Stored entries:

+--

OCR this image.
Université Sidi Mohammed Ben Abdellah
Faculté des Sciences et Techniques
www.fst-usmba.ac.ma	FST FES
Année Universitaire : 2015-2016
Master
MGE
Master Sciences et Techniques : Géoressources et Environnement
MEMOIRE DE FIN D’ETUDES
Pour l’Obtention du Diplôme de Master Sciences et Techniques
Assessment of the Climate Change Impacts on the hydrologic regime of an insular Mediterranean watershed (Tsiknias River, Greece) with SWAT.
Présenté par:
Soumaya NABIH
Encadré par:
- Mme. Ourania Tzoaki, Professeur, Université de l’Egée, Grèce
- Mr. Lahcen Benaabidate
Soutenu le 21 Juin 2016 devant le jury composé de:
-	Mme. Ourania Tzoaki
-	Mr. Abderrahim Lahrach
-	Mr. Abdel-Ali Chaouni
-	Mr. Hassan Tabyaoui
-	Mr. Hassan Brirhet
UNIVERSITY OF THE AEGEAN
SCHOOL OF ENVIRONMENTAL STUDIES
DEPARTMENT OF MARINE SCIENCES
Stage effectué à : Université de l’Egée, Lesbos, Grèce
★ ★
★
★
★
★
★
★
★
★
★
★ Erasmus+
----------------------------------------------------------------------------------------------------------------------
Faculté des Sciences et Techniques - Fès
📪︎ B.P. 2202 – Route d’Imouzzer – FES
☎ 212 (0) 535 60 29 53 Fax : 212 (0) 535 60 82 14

+--

→ **Problem requirements**: Repeat the entries exactly, all of them.

→ **Reply**:
OCR this image.
Université Sidi Mohammed Ben Abdellah
Faculté des Sciences et Techniques
www.fst-usmba.ac.ma	FST FES
Année Universitaire : 2015-2016
Master
MGE
Master Sciences et Techniques : Géoressources et Environnement
MEMOIRE DE FIN D’ETUDES
Pour l’Obtention du Diplôme de Master Sciences et Techniques
Assessment of the Climate Change Impacts on the hydrologic regime of an insular Mediterranean watershed (Tsiknias River, Greece) with SWAT.
Présenté par:
Soumaya NABIH
Encadré par:
- Mme. Ourania Tzoaki, Professeur, Université de l’Egée, Grèce
- Mr. Lahcen Benaabidate
Soutenu le 21 Juin 2016 devant le jury composé de:
-	Mme. Ourania Tzoaki
-	Mr. Abderrahim Lahrach
-	Mr. Abdel-Ali Chaouni
-	Mr. Hassan Tabyaoui
-	Mr. Hassan Brirhet
UNIVERSITY OF THE AEGEAN
SCHOOL OF ENVIRONMENTAL STUDIES
DEPARTMENT OF MARINE SCIENCES
Stage effectué à : Université de l’Egée, Lesbos, Grèce
★ ★
★
★
★
★
★
★
★
★
★
★ Erasmus+
----------------------------------------------------------------------------------------------------------------------
Faculté des Sciences et Techniques - Fès
📪︎ B.P. 2202 – Route d’Imouzzer – FES
☎ 212 (0) 535 60 29 53 Fax : 212 (0) 535 60 82 14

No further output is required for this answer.